## Task instructions
Repeat every line of the data exactly, but not the pictures.

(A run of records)
******
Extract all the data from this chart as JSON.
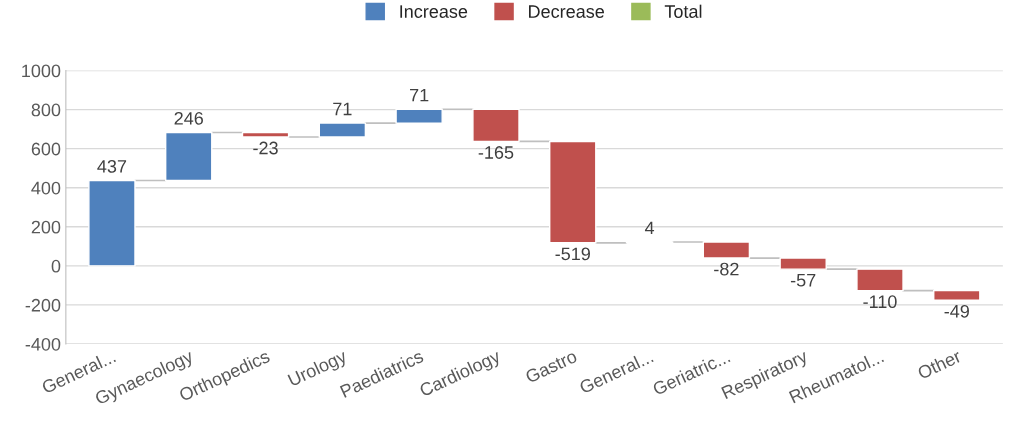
{
  "chart_data": {
    "type": "bar",
    "categories": [
      "General...",
      "Gynaecology",
      "Orthopedics",
      "Urology",
      "Paediatrics",
      "Cardiology",
      "Gastro",
      "General...",
      "Geriatric...",
      "Respiratory",
      "Rheumatol...",
      "Other"
    ],
    "series": [
      {
        "name": "Increase",
        "color": "#4f81bd",
        "values": [
          437,
          246,
          null,
          71,
          71,
          null,
          null,
          4,
          null,
          null,
          null,
          null
        ],
        "base": [
          0,
          437,
          null,
          660,
          731,
          null,
          null,
          118,
          null,
          null,
          null,
          null
        ]
      },
      {
        "name": "Decrease",
        "color": "#c0504d",
        "values": [
          null,
          null,
          -23,
          null,
          null,
          -165,
          -519,
          null,
          -82,
          -57,
          -110,
          -49
        ],
        "base": [
          null,
          null,
          683,
          null,
          null,
          802,
          637,
          null,
          122,
          40,
          -17,
          -127
        ]
      },
      {
        "name": "Total",
        "color": "#9bbb59",
        "values": [
          null,
          null,
          null,
          null,
          null,
          null,
          null,
          null,
          null,
          null,
          null,
          null
        ]
      }
    ],
    "ylim": [
      -400,
      1000
    ],
    "yticks": [
      -400,
      -200,
      0,
      200,
      400,
      600,
      800,
      1000
    ],
    "grid": "y",
    "legend": "top",
    "data_labels": true
  }
}
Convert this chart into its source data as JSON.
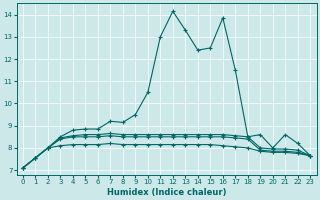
{
  "xlabel": "Humidex (Indice chaleur)",
  "xlim": [
    -0.5,
    23.5
  ],
  "ylim": [
    6.8,
    14.5
  ],
  "xticks": [
    0,
    1,
    2,
    3,
    4,
    5,
    6,
    7,
    8,
    9,
    10,
    11,
    12,
    13,
    14,
    15,
    16,
    17,
    18,
    19,
    20,
    21,
    22,
    23
  ],
  "yticks": [
    7,
    8,
    9,
    10,
    11,
    12,
    13,
    14
  ],
  "bg_color": "#cde8e8",
  "line_color": "#006666",
  "grid_color": "#b0d0d0",
  "line1": [
    7.1,
    7.55,
    8.0,
    8.5,
    8.8,
    8.85,
    8.85,
    9.2,
    9.15,
    9.5,
    10.5,
    13.0,
    14.15,
    13.3,
    12.4,
    12.5,
    13.85,
    11.5,
    8.5,
    8.6,
    8.0,
    8.6,
    8.2,
    7.65
  ],
  "line2": [
    7.1,
    7.55,
    8.0,
    8.45,
    8.55,
    8.6,
    8.6,
    8.65,
    8.6,
    8.6,
    8.6,
    8.6,
    8.6,
    8.6,
    8.6,
    8.6,
    8.6,
    8.55,
    8.5,
    8.0,
    7.95,
    7.95,
    7.9,
    7.65
  ],
  "line3": [
    7.1,
    7.55,
    8.0,
    8.1,
    8.15,
    8.15,
    8.15,
    8.2,
    8.15,
    8.15,
    8.15,
    8.15,
    8.15,
    8.15,
    8.15,
    8.15,
    8.1,
    8.05,
    8.0,
    7.85,
    7.8,
    7.8,
    7.75,
    7.65
  ],
  "line4": [
    7.1,
    7.55,
    8.0,
    8.4,
    8.5,
    8.5,
    8.5,
    8.55,
    8.5,
    8.5,
    8.5,
    8.5,
    8.5,
    8.5,
    8.5,
    8.5,
    8.5,
    8.45,
    8.4,
    7.9,
    7.85,
    7.85,
    7.8,
    7.65
  ]
}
******
## Result below
Extract all the data from this chart as JSON.
{
  "chart_data": {
    "type": "bar",
    "categories": [
      "General...",
      "Gynaecology",
      "Orthopedics",
      "Urology",
      "Paediatrics",
      "Cardiology",
      "Gastro",
      "General...",
      "Geriatric...",
      "Respiratory",
      "Rheumatol...",
      "Other"
    ],
    "series": [
      {
        "name": "Increase",
        "color": "#4f81bd",
        "values": [
          437,
          246,
          null,
          71,
          71,
          null,
          null,
          4,
          null,
          null,
          null,
          null
        ],
        "base": [
          0,
          437,
          null,
          660,
          731,
          null,
          null,
          118,
          null,
          null,
          null,
          null
        ]
      },
      {
        "name": "Decrease",
        "color": "#c0504d",
        "values": [
          null,
          null,
          -23,
          null,
          null,
          -165,
          -519,
          null,
          -82,
          -57,
          -110,
          -49
        ],
        "base": [
          null,
          null,
          683,
          null,
          null,
          802,
          637,
          null,
          122,
          40,
          -17,
          -127
        ]
      },
      {
        "name": "Total",
        "color": "#9bbb59",
        "values": [
          null,
          null,
          null,
          null,
          null,
          null,
          null,
          null,
          null,
          null,
          null,
          null
        ]
      }
    ],
    "ylim": [
      -400,
      1000
    ],
    "yticks": [
      -400,
      -200,
      0,
      200,
      400,
      600,
      800,
      1000
    ],
    "grid": "y",
    "legend": "top",
    "data_labels": true
  }
}
Convert this chart into its source data as JSON.
{
  "xlabel": "Humidex (Indice chaleur)",
  "xlim": [
    -0.5,
    23.5
  ],
  "ylim": [
    6.8,
    14.5
  ],
  "xticks": [
    0,
    1,
    2,
    3,
    4,
    5,
    6,
    7,
    8,
    9,
    10,
    11,
    12,
    13,
    14,
    15,
    16,
    17,
    18,
    19,
    20,
    21,
    22,
    23
  ],
  "yticks": [
    7,
    8,
    9,
    10,
    11,
    12,
    13,
    14
  ],
  "bg_color": "#cde8e8",
  "line_color": "#006666",
  "grid_color": "#b0d0d0",
  "line1": [
    7.1,
    7.55,
    8.0,
    8.5,
    8.8,
    8.85,
    8.85,
    9.2,
    9.15,
    9.5,
    10.5,
    13.0,
    14.15,
    13.3,
    12.4,
    12.5,
    13.85,
    11.5,
    8.5,
    8.6,
    8.0,
    8.6,
    8.2,
    7.65
  ],
  "line2": [
    7.1,
    7.55,
    8.0,
    8.45,
    8.55,
    8.6,
    8.6,
    8.65,
    8.6,
    8.6,
    8.6,
    8.6,
    8.6,
    8.6,
    8.6,
    8.6,
    8.6,
    8.55,
    8.5,
    8.0,
    7.95,
    7.95,
    7.9,
    7.65
  ],
  "line3": [
    7.1,
    7.55,
    8.0,
    8.1,
    8.15,
    8.15,
    8.15,
    8.2,
    8.15,
    8.15,
    8.15,
    8.15,
    8.15,
    8.15,
    8.15,
    8.15,
    8.1,
    8.05,
    8.0,
    7.85,
    7.8,
    7.8,
    7.75,
    7.65
  ],
  "line4": [
    7.1,
    7.55,
    8.0,
    8.4,
    8.5,
    8.5,
    8.5,
    8.55,
    8.5,
    8.5,
    8.5,
    8.5,
    8.5,
    8.5,
    8.5,
    8.5,
    8.5,
    8.45,
    8.4,
    7.9,
    7.85,
    7.85,
    7.8,
    7.65
  ]
}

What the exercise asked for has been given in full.